**Work required:** Exactly reproduce each line of the listing that follows.

====== Available records

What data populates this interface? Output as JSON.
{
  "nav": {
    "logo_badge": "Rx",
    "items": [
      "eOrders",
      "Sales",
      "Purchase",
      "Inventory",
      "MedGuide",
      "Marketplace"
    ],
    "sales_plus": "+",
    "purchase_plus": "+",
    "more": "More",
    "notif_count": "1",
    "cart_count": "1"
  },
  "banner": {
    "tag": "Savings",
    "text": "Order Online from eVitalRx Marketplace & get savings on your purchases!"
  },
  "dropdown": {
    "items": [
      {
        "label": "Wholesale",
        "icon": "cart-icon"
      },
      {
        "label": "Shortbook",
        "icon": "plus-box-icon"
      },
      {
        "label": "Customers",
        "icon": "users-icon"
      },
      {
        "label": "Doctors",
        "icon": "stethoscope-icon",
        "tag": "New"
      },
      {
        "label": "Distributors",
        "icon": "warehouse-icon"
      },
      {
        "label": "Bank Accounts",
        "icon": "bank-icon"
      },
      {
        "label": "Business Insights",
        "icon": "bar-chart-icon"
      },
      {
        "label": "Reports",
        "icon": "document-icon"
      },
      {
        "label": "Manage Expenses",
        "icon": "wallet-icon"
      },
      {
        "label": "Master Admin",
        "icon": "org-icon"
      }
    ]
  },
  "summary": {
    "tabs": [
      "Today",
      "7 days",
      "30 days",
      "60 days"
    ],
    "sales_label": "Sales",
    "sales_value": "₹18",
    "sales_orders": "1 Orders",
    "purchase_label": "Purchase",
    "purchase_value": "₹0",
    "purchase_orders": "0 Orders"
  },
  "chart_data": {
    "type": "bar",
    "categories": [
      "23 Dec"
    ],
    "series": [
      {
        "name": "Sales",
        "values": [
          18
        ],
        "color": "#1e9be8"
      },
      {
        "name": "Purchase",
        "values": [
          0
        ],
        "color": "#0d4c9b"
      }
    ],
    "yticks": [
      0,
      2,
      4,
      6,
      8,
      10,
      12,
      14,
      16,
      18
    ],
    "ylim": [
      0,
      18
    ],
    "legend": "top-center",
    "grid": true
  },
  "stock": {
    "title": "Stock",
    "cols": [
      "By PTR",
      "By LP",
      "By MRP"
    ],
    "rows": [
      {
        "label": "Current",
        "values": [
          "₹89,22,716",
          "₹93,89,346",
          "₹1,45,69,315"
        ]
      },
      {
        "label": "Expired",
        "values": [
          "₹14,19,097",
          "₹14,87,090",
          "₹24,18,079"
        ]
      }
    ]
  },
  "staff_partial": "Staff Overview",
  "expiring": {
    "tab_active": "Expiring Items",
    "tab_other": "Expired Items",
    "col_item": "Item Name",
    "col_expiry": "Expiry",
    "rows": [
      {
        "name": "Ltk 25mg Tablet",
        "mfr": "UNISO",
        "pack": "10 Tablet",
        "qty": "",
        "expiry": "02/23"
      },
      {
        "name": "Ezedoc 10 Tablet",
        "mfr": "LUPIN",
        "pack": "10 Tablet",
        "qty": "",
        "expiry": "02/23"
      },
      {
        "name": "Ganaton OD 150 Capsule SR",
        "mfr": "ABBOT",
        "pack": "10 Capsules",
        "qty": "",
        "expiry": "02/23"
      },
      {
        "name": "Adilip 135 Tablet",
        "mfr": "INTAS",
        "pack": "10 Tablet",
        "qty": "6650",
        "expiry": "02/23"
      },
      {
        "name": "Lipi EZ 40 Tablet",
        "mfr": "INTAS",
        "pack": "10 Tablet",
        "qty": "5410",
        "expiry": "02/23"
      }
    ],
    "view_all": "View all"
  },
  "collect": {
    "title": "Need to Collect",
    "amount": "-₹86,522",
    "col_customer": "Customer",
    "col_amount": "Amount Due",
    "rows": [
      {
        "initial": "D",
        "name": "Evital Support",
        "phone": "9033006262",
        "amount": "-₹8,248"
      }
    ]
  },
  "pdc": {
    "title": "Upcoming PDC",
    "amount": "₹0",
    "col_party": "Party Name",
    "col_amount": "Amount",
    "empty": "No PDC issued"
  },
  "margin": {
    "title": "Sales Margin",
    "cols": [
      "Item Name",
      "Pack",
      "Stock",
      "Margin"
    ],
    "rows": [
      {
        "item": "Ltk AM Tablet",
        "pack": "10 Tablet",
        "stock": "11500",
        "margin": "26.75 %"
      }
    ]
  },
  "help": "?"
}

============

**Final result:**
What data populates this interface? Output as JSON.
{
  "nav": {
    "logo_badge": "Rx",
    "items": [
      "eOrders",
      "Sales",
      "Purchase",
      "Inventory",
      "MedGuide",
      "Marketplace"
    ],
    "sales_plus": "+",
    "purchase_plus": "+",
    "more": "More",
    "notif_count": "1",
    "cart_count": "1"
  },
  "banner": {
    "tag": "Savings",
    "text": "Order Online from eVitalRx Marketplace & get savings on your purchases!"
  },
  "dropdown": {
    "items": [
      {
        "label": "Wholesale",
        "icon": "cart-icon"
      },
      {
        "label": "Shortbook",
        "icon": "plus-box-icon"
      },
      {
        "label": "Customers",
        "icon": "users-icon"
      },
      {
        "label": "Doctors",
        "icon": "stethoscope-icon",
        "tag": "New"
      },
      {
        "label": "Distributors",
        "icon": "warehouse-icon"
      },
      {
        "label": "Bank Accounts",
        "icon": "bank-icon"
      },
      {
        "label": "Business Insights",
        "icon": "bar-chart-icon"
      },
      {
        "label": "Reports",
        "icon": "document-icon"
      },
      {
        "label": "Manage Expenses",
        "icon": "wallet-icon"
      },
      {
        "label": "Master Admin",
        "icon": "org-icon"
      }
    ]
  },
  "summary": {
    "tabs": [
      "Today",
      "7 days",
      "30 days",
      "60 days"
    ],
    "sales_label": "Sales",
    "sales_value": "₹18",
    "sales_orders": "1 Orders",
    "purchase_label": "Purchase",
    "purchase_value": "₹0",
    "purchase_orders": "0 Orders"
  },
  "chart_data": {
    "type": "bar",
    "categories": [
      "23 Dec"
    ],
    "series": [
      {
        "name": "Sales",
        "values": [
          18
        ],
        "color": "#1e9be8"
      },
      {
        "name": "Purchase",
        "values": [
          0
        ],
        "color": "#0d4c9b"
      }
    ],
    "yticks": [
      0,
      2,
      4,
      6,
      8,
      10,
      12,
      14,
      16,
      18
    ],
    "ylim": [
      0,
      18
    ],
    "legend": "top-center",
    "grid": true
  },
  "stock": {
    "title": "Stock",
    "cols": [
      "By PTR",
      "By LP",
      "By MRP"
    ],
    "rows": [
      {
        "label": "Current",
        "values": [
          "₹89,22,716",
          "₹93,89,346",
          "₹1,45,69,315"
        ]
      },
      {
        "label": "Expired",
        "values": [
          "₹14,19,097",
          "₹14,87,090",
          "₹24,18,079"
        ]
      }
    ]
  },
  "staff_partial": "Staff Overview",
  "expiring": {
    "tab_active": "Expiring Items",
    "tab_other": "Expired Items",
    "col_item": "Item Name",
    "col_expiry": "Expiry",
    "rows": [
      {
        "name": "Ltk 25mg Tablet",
        "mfr": "UNISO",
        "pack": "10 Tablet",
        "qty": "",
        "expiry": "02/23"
      },
      {
        "name": "Ezedoc 10 Tablet",
        "mfr": "LUPIN",
        "pack": "10 Tablet",
        "qty": "",
        "expiry": "02/23"
      },
      {
        "name": "Ganaton OD 150 Capsule SR",
        "mfr": "ABBOT",
        "pack": "10 Capsules",
        "qty": "",
        "expiry": "02/23"
      },
      {
        "name": "Adilip 135 Tablet",
        "mfr": "INTAS",
        "pack": "10 Tablet",
        "qty": "6650",
        "expiry": "02/23"
      },
      {
        "name": "Lipi EZ 40 Tablet",
        "mfr": "INTAS",
        "pack": "10 Tablet",
        "qty": "5410",
        "expiry": "02/23"
      }
    ],
    "view_all": "View all"
  },
  "collect": {
    "title": "Need to Collect",
    "amount": "-₹86,522",
    "col_customer": "Customer",
    "col_amount": "Amount Due",
    "rows": [
      {
        "initial": "D",
        "name": "Evital Support",
        "phone": "9033006262",
        "amount": "-₹8,248"
      }
    ]
  },
  "pdc": {
    "title": "Upcoming PDC",
    "amount": "₹0",
    "col_party": "Party Name",
    "col_amount": "Amount",
    "empty": "No PDC issued"
  },
  "margin": {
    "title": "Sales Margin",
    "cols": [
      "Item Name",
      "Pack",
      "Stock",
      "Margin"
    ],
    "rows": [
      {
        "item": "Ltk AM Tablet",
        "pack": "10 Tablet",
        "stock": "11500",
        "margin": "26.75 %"
      }
    ]
  },
  "help": "?"
}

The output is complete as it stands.